TO BE DONE:
Extract the complete listing and output it unchanged.

------------

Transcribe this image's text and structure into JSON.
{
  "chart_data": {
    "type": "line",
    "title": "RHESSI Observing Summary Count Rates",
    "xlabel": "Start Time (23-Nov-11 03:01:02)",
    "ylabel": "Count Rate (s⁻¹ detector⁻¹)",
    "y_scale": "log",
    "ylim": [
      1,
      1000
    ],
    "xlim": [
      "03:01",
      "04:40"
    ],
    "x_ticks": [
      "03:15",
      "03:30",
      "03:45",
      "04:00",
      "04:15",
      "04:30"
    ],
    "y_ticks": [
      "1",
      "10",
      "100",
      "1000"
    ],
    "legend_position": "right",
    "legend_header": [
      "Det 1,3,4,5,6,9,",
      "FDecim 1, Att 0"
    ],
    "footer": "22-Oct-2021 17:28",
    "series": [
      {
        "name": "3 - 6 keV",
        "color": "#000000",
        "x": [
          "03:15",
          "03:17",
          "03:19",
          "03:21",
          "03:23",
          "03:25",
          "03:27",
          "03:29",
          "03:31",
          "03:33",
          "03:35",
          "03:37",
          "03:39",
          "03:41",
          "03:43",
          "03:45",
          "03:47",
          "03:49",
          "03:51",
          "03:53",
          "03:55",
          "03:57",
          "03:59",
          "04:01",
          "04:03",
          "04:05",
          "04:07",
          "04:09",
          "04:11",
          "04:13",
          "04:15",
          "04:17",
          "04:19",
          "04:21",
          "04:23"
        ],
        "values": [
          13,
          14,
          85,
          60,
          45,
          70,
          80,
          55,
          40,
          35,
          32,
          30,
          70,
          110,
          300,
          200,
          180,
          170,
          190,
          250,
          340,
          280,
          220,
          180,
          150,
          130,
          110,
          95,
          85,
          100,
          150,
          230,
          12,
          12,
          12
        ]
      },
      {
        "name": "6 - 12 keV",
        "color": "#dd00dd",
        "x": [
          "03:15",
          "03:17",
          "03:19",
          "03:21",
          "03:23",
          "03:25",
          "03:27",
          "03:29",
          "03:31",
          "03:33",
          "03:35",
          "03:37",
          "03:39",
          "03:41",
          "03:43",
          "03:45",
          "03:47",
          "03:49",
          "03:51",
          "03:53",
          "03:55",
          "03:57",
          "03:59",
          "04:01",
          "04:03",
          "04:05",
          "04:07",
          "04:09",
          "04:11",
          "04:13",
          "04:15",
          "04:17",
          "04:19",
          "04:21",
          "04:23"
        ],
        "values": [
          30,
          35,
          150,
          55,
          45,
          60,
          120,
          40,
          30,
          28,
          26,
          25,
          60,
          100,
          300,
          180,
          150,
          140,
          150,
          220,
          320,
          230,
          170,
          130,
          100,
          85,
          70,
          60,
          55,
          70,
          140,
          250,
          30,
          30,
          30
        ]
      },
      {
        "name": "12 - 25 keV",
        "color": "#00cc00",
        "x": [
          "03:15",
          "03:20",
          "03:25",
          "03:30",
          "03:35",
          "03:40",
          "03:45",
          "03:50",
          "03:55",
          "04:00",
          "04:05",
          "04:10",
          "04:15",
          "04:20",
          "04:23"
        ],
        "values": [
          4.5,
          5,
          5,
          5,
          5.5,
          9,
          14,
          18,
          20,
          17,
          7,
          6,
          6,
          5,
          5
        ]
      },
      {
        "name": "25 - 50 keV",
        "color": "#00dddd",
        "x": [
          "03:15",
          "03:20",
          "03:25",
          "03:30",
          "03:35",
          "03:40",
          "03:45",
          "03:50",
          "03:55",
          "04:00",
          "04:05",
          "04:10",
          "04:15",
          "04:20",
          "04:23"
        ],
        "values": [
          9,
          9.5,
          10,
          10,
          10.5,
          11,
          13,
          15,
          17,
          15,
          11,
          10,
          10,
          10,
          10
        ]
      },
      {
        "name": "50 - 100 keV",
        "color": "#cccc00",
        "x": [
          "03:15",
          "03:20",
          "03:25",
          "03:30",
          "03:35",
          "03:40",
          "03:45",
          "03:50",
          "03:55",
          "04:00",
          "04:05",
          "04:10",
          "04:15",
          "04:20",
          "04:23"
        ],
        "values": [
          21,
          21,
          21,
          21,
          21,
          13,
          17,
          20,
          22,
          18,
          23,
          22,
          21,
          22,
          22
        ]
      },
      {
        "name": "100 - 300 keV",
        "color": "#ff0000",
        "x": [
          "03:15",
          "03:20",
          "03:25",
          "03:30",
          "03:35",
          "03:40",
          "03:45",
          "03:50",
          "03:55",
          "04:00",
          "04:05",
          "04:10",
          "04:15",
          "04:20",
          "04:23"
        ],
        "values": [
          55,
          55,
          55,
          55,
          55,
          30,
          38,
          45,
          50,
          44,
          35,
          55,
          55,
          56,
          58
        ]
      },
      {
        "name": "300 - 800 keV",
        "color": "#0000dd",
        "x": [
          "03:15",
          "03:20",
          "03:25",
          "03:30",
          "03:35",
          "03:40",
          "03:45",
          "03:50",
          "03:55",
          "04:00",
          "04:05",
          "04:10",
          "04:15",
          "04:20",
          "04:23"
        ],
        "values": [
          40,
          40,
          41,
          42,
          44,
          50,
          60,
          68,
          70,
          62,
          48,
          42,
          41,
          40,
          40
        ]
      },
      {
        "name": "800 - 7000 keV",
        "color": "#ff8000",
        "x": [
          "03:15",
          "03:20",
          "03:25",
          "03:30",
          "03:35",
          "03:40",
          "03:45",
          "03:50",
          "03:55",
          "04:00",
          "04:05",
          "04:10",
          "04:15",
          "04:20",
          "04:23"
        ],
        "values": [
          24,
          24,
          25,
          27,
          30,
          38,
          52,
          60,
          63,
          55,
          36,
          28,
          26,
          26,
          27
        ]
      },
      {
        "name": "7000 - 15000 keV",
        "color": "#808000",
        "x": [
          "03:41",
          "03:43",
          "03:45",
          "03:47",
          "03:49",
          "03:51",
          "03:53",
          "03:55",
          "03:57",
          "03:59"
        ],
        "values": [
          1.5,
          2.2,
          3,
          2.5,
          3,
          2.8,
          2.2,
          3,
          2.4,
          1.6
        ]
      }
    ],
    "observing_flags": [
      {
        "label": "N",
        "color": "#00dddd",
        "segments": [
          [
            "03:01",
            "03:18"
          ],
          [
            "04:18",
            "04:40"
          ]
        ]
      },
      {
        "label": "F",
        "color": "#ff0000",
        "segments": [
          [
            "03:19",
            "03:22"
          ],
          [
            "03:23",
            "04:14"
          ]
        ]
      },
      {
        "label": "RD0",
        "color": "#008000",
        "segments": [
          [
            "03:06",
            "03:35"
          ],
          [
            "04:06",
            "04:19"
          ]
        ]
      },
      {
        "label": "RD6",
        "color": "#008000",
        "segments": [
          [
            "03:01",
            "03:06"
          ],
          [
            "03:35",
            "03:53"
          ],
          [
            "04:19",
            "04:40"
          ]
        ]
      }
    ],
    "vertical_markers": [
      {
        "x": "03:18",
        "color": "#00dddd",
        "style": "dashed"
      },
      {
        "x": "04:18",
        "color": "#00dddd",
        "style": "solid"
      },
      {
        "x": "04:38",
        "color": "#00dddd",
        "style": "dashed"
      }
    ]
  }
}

------------

WRITTEN ANSWER:
Transcribe this image's text and structure into JSON.
{
  "chart_data": {
    "type": "line",
    "title": "RHESSI Observing Summary Count Rates",
    "xlabel": "Start Time (23-Nov-11 03:01:02)",
    "ylabel": "Count Rate (s⁻¹ detector⁻¹)",
    "y_scale": "log",
    "ylim": [
      1,
      1000
    ],
    "xlim": [
      "03:01",
      "04:40"
    ],
    "x_ticks": [
      "03:15",
      "03:30",
      "03:45",
      "04:00",
      "04:15",
      "04:30"
    ],
    "y_ticks": [
      "1",
      "10",
      "100",
      "1000"
    ],
    "legend_position": "right",
    "legend_header": [
      "Det 1,3,4,5,6,9,",
      "FDecim 1, Att 0"
    ],
    "footer": "22-Oct-2021 17:28",
    "series": [
      {
        "name": "3 - 6 keV",
        "color": "#000000",
        "x": [
          "03:15",
          "03:17",
          "03:19",
          "03:21",
          "03:23",
          "03:25",
          "03:27",
          "03:29",
          "03:31",
          "03:33",
          "03:35",
          "03:37",
          "03:39",
          "03:41",
          "03:43",
          "03:45",
          "03:47",
          "03:49",
          "03:51",
          "03:53",
          "03:55",
          "03:57",
          "03:59",
          "04:01",
          "04:03",
          "04:05",
          "04:07",
          "04:09",
          "04:11",
          "04:13",
          "04:15",
          "04:17",
          "04:19",
          "04:21",
          "04:23"
        ],
        "values": [
          13,
          14,
          85,
          60,
          45,
          70,
          80,
          55,
          40,
          35,
          32,
          30,
          70,
          110,
          300,
          200,
          180,
          170,
          190,
          250,
          340,
          280,
          220,
          180,
          150,
          130,
          110,
          95,
          85,
          100,
          150,
          230,
          12,
          12,
          12
        ]
      },
      {
        "name": "6 - 12 keV",
        "color": "#dd00dd",
        "x": [
          "03:15",
          "03:17",
          "03:19",
          "03:21",
          "03:23",
          "03:25",
          "03:27",
          "03:29",
          "03:31",
          "03:33",
          "03:35",
          "03:37",
          "03:39",
          "03:41",
          "03:43",
          "03:45",
          "03:47",
          "03:49",
          "03:51",
          "03:53",
          "03:55",
          "03:57",
          "03:59",
          "04:01",
          "04:03",
          "04:05",
          "04:07",
          "04:09",
          "04:11",
          "04:13",
          "04:15",
          "04:17",
          "04:19",
          "04:21",
          "04:23"
        ],
        "values": [
          30,
          35,
          150,
          55,
          45,
          60,
          120,
          40,
          30,
          28,
          26,
          25,
          60,
          100,
          300,
          180,
          150,
          140,
          150,
          220,
          320,
          230,
          170,
          130,
          100,
          85,
          70,
          60,
          55,
          70,
          140,
          250,
          30,
          30,
          30
        ]
      },
      {
        "name": "12 - 25 keV",
        "color": "#00cc00",
        "x": [
          "03:15",
          "03:20",
          "03:25",
          "03:30",
          "03:35",
          "03:40",
          "03:45",
          "03:50",
          "03:55",
          "04:00",
          "04:05",
          "04:10",
          "04:15",
          "04:20",
          "04:23"
        ],
        "values": [
          4.5,
          5,
          5,
          5,
          5.5,
          9,
          14,
          18,
          20,
          17,
          7,
          6,
          6,
          5,
          5
        ]
      },
      {
        "name": "25 - 50 keV",
        "color": "#00dddd",
        "x": [
          "03:15",
          "03:20",
          "03:25",
          "03:30",
          "03:35",
          "03:40",
          "03:45",
          "03:50",
          "03:55",
          "04:00",
          "04:05",
          "04:10",
          "04:15",
          "04:20",
          "04:23"
        ],
        "values": [
          9,
          9.5,
          10,
          10,
          10.5,
          11,
          13,
          15,
          17,
          15,
          11,
          10,
          10,
          10,
          10
        ]
      },
      {
        "name": "50 - 100 keV",
        "color": "#cccc00",
        "x": [
          "03:15",
          "03:20",
          "03:25",
          "03:30",
          "03:35",
          "03:40",
          "03:45",
          "03:50",
          "03:55",
          "04:00",
          "04:05",
          "04:10",
          "04:15",
          "04:20",
          "04:23"
        ],
        "values": [
          21,
          21,
          21,
          21,
          21,
          13,
          17,
          20,
          22,
          18,
          23,
          22,
          21,
          22,
          22
        ]
      },
      {
        "name": "100 - 300 keV",
        "color": "#ff0000",
        "x": [
          "03:15",
          "03:20",
          "03:25",
          "03:30",
          "03:35",
          "03:40",
          "03:45",
          "03:50",
          "03:55",
          "04:00",
          "04:05",
          "04:10",
          "04:15",
          "04:20",
          "04:23"
        ],
        "values": [
          55,
          55,
          55,
          55,
          55,
          30,
          38,
          45,
          50,
          44,
          35,
          55,
          55,
          56,
          58
        ]
      },
      {
        "name": "300 - 800 keV",
        "color": "#0000dd",
        "x": [
          "03:15",
          "03:20",
          "03:25",
          "03:30",
          "03:35",
          "03:40",
          "03:45",
          "03:50",
          "03:55",
          "04:00",
          "04:05",
          "04:10",
          "04:15",
          "04:20",
          "04:23"
        ],
        "values": [
          40,
          40,
          41,
          42,
          44,
          50,
          60,
          68,
          70,
          62,
          48,
          42,
          41,
          40,
          40
        ]
      },
      {
        "name": "800 - 7000 keV",
        "color": "#ff8000",
        "x": [
          "03:15",
          "03:20",
          "03:25",
          "03:30",
          "03:35",
          "03:40",
          "03:45",
          "03:50",
          "03:55",
          "04:00",
          "04:05",
          "04:10",
          "04:15",
          "04:20",
          "04:23"
        ],
        "values": [
          24,
          24,
          25,
          27,
          30,
          38,
          52,
          60,
          63,
          55,
          36,
          28,
          26,
          26,
          27
        ]
      },
      {
        "name": "7000 - 15000 keV",
        "color": "#808000",
        "x": [
          "03:41",
          "03:43",
          "03:45",
          "03:47",
          "03:49",
          "03:51",
          "03:53",
          "03:55",
          "03:57",
          "03:59"
        ],
        "values": [
          1.5,
          2.2,
          3,
          2.5,
          3,
          2.8,
          2.2,
          3,
          2.4,
          1.6
        ]
      }
    ],
    "observing_flags": [
      {
        "label": "N",
        "color": "#00dddd",
        "segments": [
          [
            "03:01",
            "03:18"
          ],
          [
            "04:18",
            "04:40"
          ]
        ]
      },
      {
        "label": "F",
        "color": "#ff0000",
        "segments": [
          [
            "03:19",
            "03:22"
          ],
          [
            "03:23",
            "04:14"
          ]
        ]
      },
      {
        "label": "RD0",
        "color": "#008000",
        "segments": [
          [
            "03:06",
            "03:35"
          ],
          [
            "04:06",
            "04:19"
          ]
        ]
      },
      {
        "label": "RD6",
        "color": "#008000",
        "segments": [
          [
            "03:01",
            "03:06"
          ],
          [
            "03:35",
            "03:53"
          ],
          [
            "04:19",
            "04:40"
          ]
        ]
      }
    ],
    "vertical_markers": [
      {
        "x": "03:18",
        "color": "#00dddd",
        "style": "dashed"
      },
      {
        "x": "04:18",
        "color": "#00dddd",
        "style": "solid"
      },
      {
        "x": "04:38",
        "color": "#00dddd",
        "style": "dashed"
      }
    ]
  }
}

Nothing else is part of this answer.